Records for processing:
---------------
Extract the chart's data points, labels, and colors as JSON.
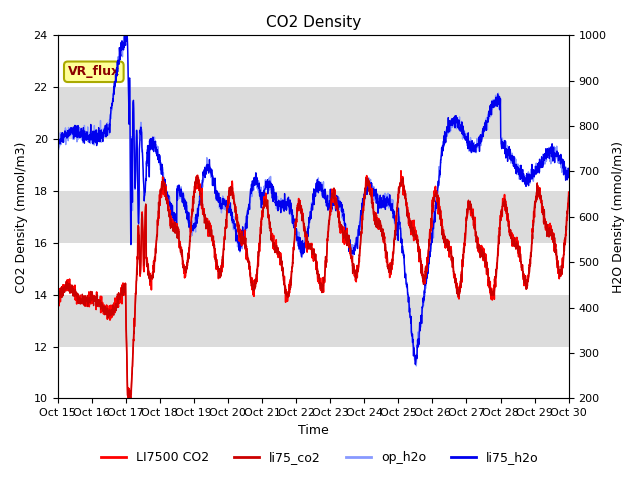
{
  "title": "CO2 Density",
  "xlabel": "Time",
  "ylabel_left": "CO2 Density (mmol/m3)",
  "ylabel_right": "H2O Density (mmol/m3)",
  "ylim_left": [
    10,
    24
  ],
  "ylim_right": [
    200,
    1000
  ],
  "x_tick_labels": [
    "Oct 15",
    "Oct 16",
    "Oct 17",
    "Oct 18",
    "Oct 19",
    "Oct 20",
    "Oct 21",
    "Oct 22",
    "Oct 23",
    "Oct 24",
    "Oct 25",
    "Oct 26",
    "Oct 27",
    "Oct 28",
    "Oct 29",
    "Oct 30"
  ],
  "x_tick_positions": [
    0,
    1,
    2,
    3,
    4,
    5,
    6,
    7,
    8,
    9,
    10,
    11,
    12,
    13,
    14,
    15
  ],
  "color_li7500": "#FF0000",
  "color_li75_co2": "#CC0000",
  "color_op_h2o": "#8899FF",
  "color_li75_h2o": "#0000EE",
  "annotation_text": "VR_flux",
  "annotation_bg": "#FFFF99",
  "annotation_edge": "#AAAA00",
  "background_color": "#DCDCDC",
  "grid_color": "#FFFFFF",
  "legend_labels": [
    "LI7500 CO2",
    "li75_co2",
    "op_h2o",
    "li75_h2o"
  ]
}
---------------
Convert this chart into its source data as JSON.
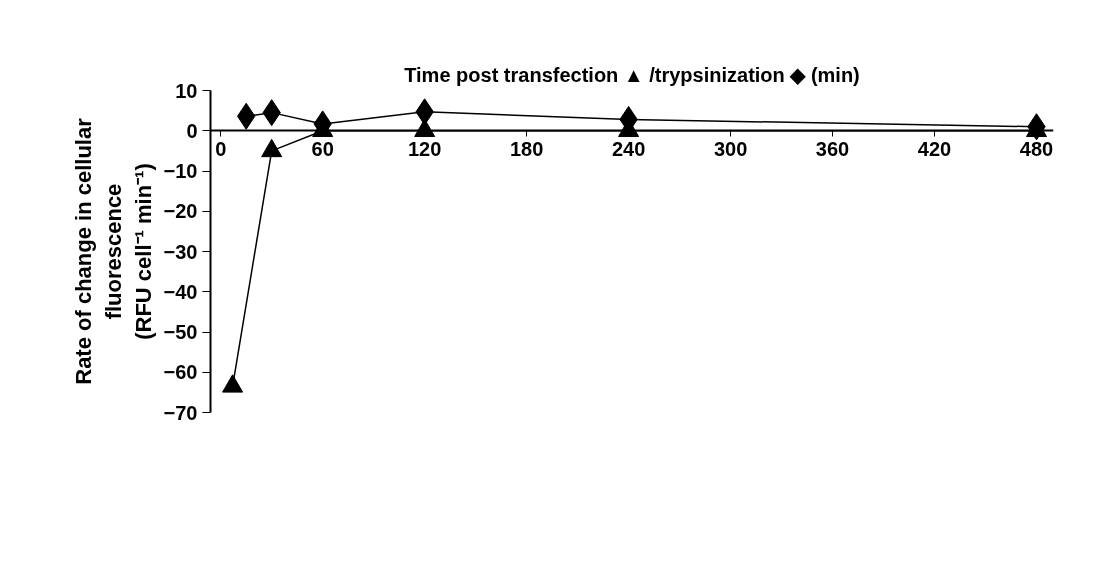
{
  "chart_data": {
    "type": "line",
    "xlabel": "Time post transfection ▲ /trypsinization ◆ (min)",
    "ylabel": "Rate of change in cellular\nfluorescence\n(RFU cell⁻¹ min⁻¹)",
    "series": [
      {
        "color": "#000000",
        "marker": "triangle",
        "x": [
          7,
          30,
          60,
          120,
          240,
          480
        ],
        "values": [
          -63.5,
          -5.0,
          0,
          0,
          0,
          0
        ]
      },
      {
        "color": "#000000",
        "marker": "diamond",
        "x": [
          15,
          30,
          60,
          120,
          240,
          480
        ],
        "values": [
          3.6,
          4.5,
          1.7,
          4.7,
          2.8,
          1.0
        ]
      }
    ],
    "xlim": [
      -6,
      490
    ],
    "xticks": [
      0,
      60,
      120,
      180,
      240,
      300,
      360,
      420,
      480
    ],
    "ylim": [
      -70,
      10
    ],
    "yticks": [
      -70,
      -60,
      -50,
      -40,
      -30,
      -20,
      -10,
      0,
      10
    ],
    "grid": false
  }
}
---------------
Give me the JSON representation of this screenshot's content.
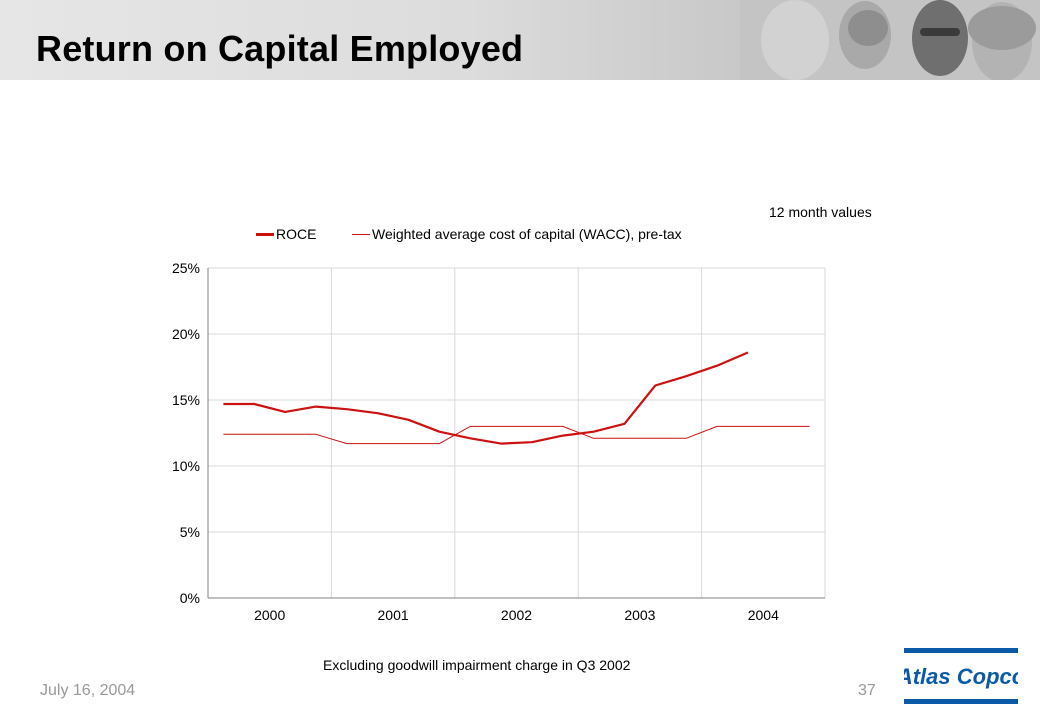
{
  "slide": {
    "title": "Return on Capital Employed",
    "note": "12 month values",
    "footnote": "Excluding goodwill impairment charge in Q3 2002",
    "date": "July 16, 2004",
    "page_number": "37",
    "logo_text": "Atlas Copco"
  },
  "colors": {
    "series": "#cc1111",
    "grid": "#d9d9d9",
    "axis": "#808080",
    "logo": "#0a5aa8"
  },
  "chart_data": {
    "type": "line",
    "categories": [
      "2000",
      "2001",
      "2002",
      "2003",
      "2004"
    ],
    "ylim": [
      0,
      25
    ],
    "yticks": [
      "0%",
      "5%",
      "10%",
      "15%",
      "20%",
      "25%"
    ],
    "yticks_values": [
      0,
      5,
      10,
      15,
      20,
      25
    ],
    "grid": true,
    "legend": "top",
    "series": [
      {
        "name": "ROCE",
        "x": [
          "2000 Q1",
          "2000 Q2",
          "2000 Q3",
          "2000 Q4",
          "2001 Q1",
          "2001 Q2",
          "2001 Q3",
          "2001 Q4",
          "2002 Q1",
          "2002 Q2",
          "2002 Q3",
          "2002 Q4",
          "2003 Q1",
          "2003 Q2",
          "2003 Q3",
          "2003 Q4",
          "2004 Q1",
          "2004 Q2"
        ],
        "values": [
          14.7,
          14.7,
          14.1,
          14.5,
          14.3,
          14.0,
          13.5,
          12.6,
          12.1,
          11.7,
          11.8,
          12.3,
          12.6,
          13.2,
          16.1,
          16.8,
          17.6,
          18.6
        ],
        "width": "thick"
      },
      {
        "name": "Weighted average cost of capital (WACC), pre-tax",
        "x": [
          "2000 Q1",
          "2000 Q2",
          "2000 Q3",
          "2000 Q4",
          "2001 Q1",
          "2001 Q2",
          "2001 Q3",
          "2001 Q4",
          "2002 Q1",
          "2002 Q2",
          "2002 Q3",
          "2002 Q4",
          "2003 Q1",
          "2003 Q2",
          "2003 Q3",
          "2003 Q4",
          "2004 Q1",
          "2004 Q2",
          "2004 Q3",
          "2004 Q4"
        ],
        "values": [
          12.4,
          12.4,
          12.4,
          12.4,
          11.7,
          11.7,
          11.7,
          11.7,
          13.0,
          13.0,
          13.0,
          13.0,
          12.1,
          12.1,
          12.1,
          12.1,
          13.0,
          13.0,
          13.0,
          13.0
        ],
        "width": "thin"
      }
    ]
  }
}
---------------
Exercise aim: Only the number is required: the count of lines containing the word "JSON".

Answer: 3